WHAT TO DO
Every record should be copied exactly, except that pictures are to be omitted.

Begin

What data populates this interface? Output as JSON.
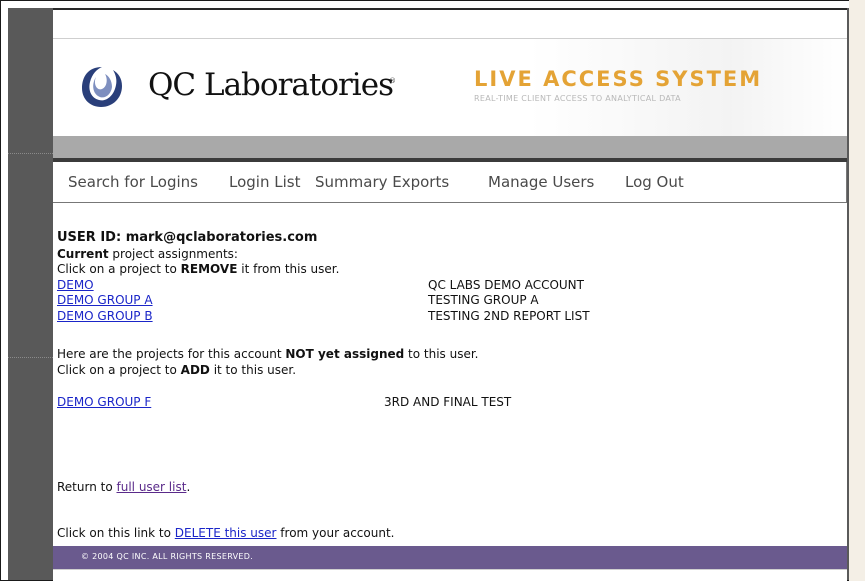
{
  "header": {
    "logo_text": "QC Laboratories",
    "logo_mark": "®",
    "system_title": "LIVE ACCESS SYSTEM",
    "system_subtitle": "REAL-TIME CLIENT ACCESS TO ANALYTICAL DATA"
  },
  "nav": {
    "items": [
      {
        "label": "Search for Logins"
      },
      {
        "label": "Login List"
      },
      {
        "label": "Summary Exports"
      },
      {
        "label": "Manage Users"
      },
      {
        "label": "Log Out"
      }
    ]
  },
  "user": {
    "id_label": "USER ID: mark@qclaboratories.com",
    "current_bold": "Current",
    "current_rest": " project assignments:",
    "remove_pre": "Click on a project to ",
    "remove_bold": "REMOVE",
    "remove_post": " it from this user."
  },
  "assigned": [
    {
      "name": "DEMO",
      "description": "QC LABS DEMO ACCOUNT"
    },
    {
      "name": "DEMO GROUP A",
      "description": "TESTING GROUP A"
    },
    {
      "name": "DEMO GROUP B",
      "description": "TESTING 2ND REPORT LIST"
    }
  ],
  "unassigned_intro": {
    "pre": "Here are the projects for this account ",
    "bold": "NOT yet assigned",
    "post": " to this user.",
    "add_pre": "Click on a project to ",
    "add_bold": "ADD",
    "add_post": " it to this user."
  },
  "unassigned": [
    {
      "name": "DEMO GROUP F",
      "description": "3RD AND FINAL TEST"
    }
  ],
  "return": {
    "pre": "Return to ",
    "link": "full user list",
    "post": "."
  },
  "delete": {
    "pre": "Click on this link to ",
    "link": "DELETE this user",
    "post": " from your account."
  },
  "footer": {
    "copyright": "© 2004 QC INC.  ALL RIGHTS RESERVED."
  },
  "colors": {
    "accent": "#e4a335",
    "footer_bg": "#6a5a8e",
    "link": "#1a25c8"
  }
}
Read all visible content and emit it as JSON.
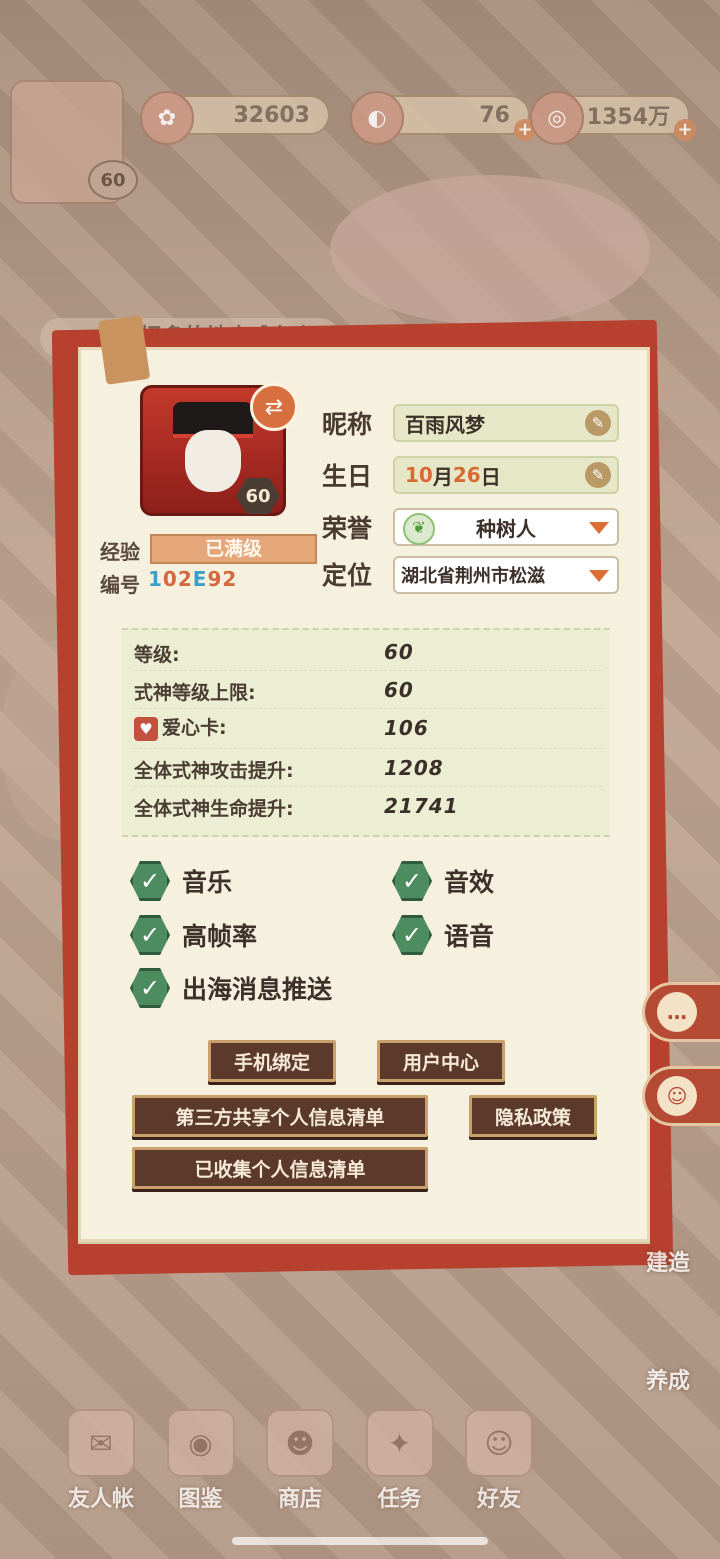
{
  "resources": [
    {
      "icon": "sakura-icon",
      "value": "32603"
    },
    {
      "icon": "magatama-icon",
      "value": "76"
    },
    {
      "icon": "coin-icon",
      "value": "1354万"
    }
  ],
  "top_level": "60",
  "marquee": "择多的地方难免有",
  "profile": {
    "level_badge": "60",
    "exp_label": "经验",
    "exp_value": "已满级",
    "id_label": "编号",
    "id_chars": [
      "1",
      "0",
      "2",
      "E",
      "9",
      "2"
    ],
    "nickname_label": "昵称",
    "nickname": "百雨风梦",
    "birthday_label": "生日",
    "birthday_month": "10",
    "birthday_month_unit": "月",
    "birthday_day": "26",
    "birthday_day_unit": "日",
    "honor_label": "荣誉",
    "honor_value": "种树人",
    "location_label": "定位",
    "location_value": "湖北省荆州市松滋"
  },
  "stats": [
    {
      "label": "等级:",
      "value": "60"
    },
    {
      "label": "式神等级上限:",
      "value": "60"
    },
    {
      "label": "爱心卡:",
      "value": "106"
    },
    {
      "label": "全体式神攻击提升:",
      "value": "1208"
    },
    {
      "label": "全体式神生命提升:",
      "value": "21741"
    }
  ],
  "toggles": [
    {
      "label": "音乐",
      "checked": true
    },
    {
      "label": "音效",
      "checked": true
    },
    {
      "label": "高帧率",
      "checked": true
    },
    {
      "label": "语音",
      "checked": true
    },
    {
      "label": "出海消息推送",
      "checked": true
    }
  ],
  "buttons": {
    "phone_bind": "手机绑定",
    "user_center": "用户中心",
    "third_party": "第三方共享个人信息清单",
    "privacy": "隐私政策",
    "collected": "已收集个人信息清单"
  },
  "side": {
    "build": "建造",
    "develop": "养成"
  },
  "nav": [
    "友人帐",
    "图鉴",
    "商店",
    "任务",
    "好友"
  ]
}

End

IN RESPONSE
What data populates this interface? Output as JSON.
{
  "header": {
    "logo_text": "QC Laboratories",
    "logo_mark": "®",
    "system_title": "LIVE ACCESS SYSTEM",
    "system_subtitle": "REAL-TIME CLIENT ACCESS TO ANALYTICAL DATA"
  },
  "nav": {
    "items": [
      {
        "label": "Search for Logins"
      },
      {
        "label": "Login List"
      },
      {
        "label": "Summary Exports"
      },
      {
        "label": "Manage Users"
      },
      {
        "label": "Log Out"
      }
    ]
  },
  "user": {
    "id_label": "USER ID: mark@qclaboratories.com",
    "current_bold": "Current",
    "current_rest": " project assignments:",
    "remove_pre": "Click on a project to ",
    "remove_bold": "REMOVE",
    "remove_post": " it from this user."
  },
  "assigned": [
    {
      "name": "DEMO",
      "description": "QC LABS DEMO ACCOUNT"
    },
    {
      "name": "DEMO GROUP A",
      "description": "TESTING GROUP A"
    },
    {
      "name": "DEMO GROUP B",
      "description": "TESTING 2ND REPORT LIST"
    }
  ],
  "unassigned_intro": {
    "pre": "Here are the projects for this account ",
    "bold": "NOT yet assigned",
    "post": " to this user.",
    "add_pre": "Click on a project to ",
    "add_bold": "ADD",
    "add_post": " it to this user."
  },
  "unassigned": [
    {
      "name": "DEMO GROUP F",
      "description": "3RD AND FINAL TEST"
    }
  ],
  "return": {
    "pre": "Return to ",
    "link": "full user list",
    "post": "."
  },
  "delete": {
    "pre": "Click on this link to ",
    "link": "DELETE this user",
    "post": " from your account."
  },
  "footer": {
    "copyright": "© 2004 QC INC.  ALL RIGHTS RESERVED."
  },
  "colors": {
    "accent": "#e4a335",
    "footer_bg": "#6a5a8e",
    "link": "#1a25c8"
  }
}
Read all visible content and emit it as JSON.
{
  "resources": [
    {
      "icon": "sakura-icon",
      "value": "32603"
    },
    {
      "icon": "magatama-icon",
      "value": "76"
    },
    {
      "icon": "coin-icon",
      "value": "1354万"
    }
  ],
  "top_level": "60",
  "marquee": "择多的地方难免有",
  "profile": {
    "level_badge": "60",
    "exp_label": "经验",
    "exp_value": "已满级",
    "id_label": "编号",
    "id_chars": [
      "1",
      "0",
      "2",
      "E",
      "9",
      "2"
    ],
    "nickname_label": "昵称",
    "nickname": "百雨风梦",
    "birthday_label": "生日",
    "birthday_month": "10",
    "birthday_month_unit": "月",
    "birthday_day": "26",
    "birthday_day_unit": "日",
    "honor_label": "荣誉",
    "honor_value": "种树人",
    "location_label": "定位",
    "location_value": "湖北省荆州市松滋"
  },
  "stats": [
    {
      "label": "等级:",
      "value": "60"
    },
    {
      "label": "式神等级上限:",
      "value": "60"
    },
    {
      "label": "爱心卡:",
      "value": "106"
    },
    {
      "label": "全体式神攻击提升:",
      "value": "1208"
    },
    {
      "label": "全体式神生命提升:",
      "value": "21741"
    }
  ],
  "toggles": [
    {
      "label": "音乐",
      "checked": true
    },
    {
      "label": "音效",
      "checked": true
    },
    {
      "label": "高帧率",
      "checked": true
    },
    {
      "label": "语音",
      "checked": true
    },
    {
      "label": "出海消息推送",
      "checked": true
    }
  ],
  "buttons": {
    "phone_bind": "手机绑定",
    "user_center": "用户中心",
    "third_party": "第三方共享个人信息清单",
    "privacy": "隐私政策",
    "collected": "已收集个人信息清单"
  },
  "side": {
    "build": "建造",
    "develop": "养成"
  },
  "nav": [
    "友人帐",
    "图鉴",
    "商店",
    "任务",
    "好友"
  ]
}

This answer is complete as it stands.